STATED GOAL: Extract all records. Keep each one exact.

Records from a data source
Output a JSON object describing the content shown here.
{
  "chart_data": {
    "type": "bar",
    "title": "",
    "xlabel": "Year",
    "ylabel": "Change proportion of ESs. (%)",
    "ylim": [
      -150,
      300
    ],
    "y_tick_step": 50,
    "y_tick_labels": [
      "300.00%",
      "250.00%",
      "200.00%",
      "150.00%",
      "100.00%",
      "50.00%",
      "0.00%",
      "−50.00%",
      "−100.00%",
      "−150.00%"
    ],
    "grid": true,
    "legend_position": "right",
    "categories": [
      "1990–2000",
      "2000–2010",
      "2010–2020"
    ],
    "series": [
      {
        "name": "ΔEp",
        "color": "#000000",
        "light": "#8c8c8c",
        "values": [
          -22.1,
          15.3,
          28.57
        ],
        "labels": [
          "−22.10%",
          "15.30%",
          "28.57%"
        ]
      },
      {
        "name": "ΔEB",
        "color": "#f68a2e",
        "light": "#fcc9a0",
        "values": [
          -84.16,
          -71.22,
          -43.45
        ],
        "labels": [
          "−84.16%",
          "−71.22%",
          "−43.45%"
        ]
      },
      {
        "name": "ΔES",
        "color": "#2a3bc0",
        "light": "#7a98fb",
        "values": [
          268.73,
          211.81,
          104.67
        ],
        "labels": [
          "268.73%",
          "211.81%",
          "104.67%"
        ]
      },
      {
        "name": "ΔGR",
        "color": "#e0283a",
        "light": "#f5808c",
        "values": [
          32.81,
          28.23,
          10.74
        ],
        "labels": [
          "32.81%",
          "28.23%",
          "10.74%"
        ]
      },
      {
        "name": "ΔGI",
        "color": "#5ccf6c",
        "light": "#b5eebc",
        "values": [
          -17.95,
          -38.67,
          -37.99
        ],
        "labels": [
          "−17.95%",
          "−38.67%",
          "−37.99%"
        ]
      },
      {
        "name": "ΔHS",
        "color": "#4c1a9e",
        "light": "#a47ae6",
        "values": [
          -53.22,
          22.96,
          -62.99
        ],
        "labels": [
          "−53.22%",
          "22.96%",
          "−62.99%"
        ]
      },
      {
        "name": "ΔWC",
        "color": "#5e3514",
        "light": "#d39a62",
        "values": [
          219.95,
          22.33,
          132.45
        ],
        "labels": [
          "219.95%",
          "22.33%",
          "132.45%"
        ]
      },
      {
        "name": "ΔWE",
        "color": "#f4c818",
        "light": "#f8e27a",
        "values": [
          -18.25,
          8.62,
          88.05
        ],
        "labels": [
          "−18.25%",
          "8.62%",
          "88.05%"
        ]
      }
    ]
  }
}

RESPONSE FOR THIS EXERCISE:
Output a JSON object describing the content shown here.
{
  "chart_data": {
    "type": "bar",
    "title": "",
    "xlabel": "Year",
    "ylabel": "Change proportion of ESs. (%)",
    "ylim": [
      -150,
      300
    ],
    "y_tick_step": 50,
    "y_tick_labels": [
      "300.00%",
      "250.00%",
      "200.00%",
      "150.00%",
      "100.00%",
      "50.00%",
      "0.00%",
      "−50.00%",
      "−100.00%",
      "−150.00%"
    ],
    "grid": true,
    "legend_position": "right",
    "categories": [
      "1990–2000",
      "2000–2010",
      "2010–2020"
    ],
    "series": [
      {
        "name": "ΔEp",
        "color": "#000000",
        "light": "#8c8c8c",
        "values": [
          -22.1,
          15.3,
          28.57
        ],
        "labels": [
          "−22.10%",
          "15.30%",
          "28.57%"
        ]
      },
      {
        "name": "ΔEB",
        "color": "#f68a2e",
        "light": "#fcc9a0",
        "values": [
          -84.16,
          -71.22,
          -43.45
        ],
        "labels": [
          "−84.16%",
          "−71.22%",
          "−43.45%"
        ]
      },
      {
        "name": "ΔES",
        "color": "#2a3bc0",
        "light": "#7a98fb",
        "values": [
          268.73,
          211.81,
          104.67
        ],
        "labels": [
          "268.73%",
          "211.81%",
          "104.67%"
        ]
      },
      {
        "name": "ΔGR",
        "color": "#e0283a",
        "light": "#f5808c",
        "values": [
          32.81,
          28.23,
          10.74
        ],
        "labels": [
          "32.81%",
          "28.23%",
          "10.74%"
        ]
      },
      {
        "name": "ΔGI",
        "color": "#5ccf6c",
        "light": "#b5eebc",
        "values": [
          -17.95,
          -38.67,
          -37.99
        ],
        "labels": [
          "−17.95%",
          "−38.67%",
          "−37.99%"
        ]
      },
      {
        "name": "ΔHS",
        "color": "#4c1a9e",
        "light": "#a47ae6",
        "values": [
          -53.22,
          22.96,
          -62.99
        ],
        "labels": [
          "−53.22%",
          "22.96%",
          "−62.99%"
        ]
      },
      {
        "name": "ΔWC",
        "color": "#5e3514",
        "light": "#d39a62",
        "values": [
          219.95,
          22.33,
          132.45
        ],
        "labels": [
          "219.95%",
          "22.33%",
          "132.45%"
        ]
      },
      {
        "name": "ΔWE",
        "color": "#f4c818",
        "light": "#f8e27a",
        "values": [
          -18.25,
          8.62,
          88.05
        ],
        "labels": [
          "−18.25%",
          "8.62%",
          "88.05%"
        ]
      }
    ]
  }
}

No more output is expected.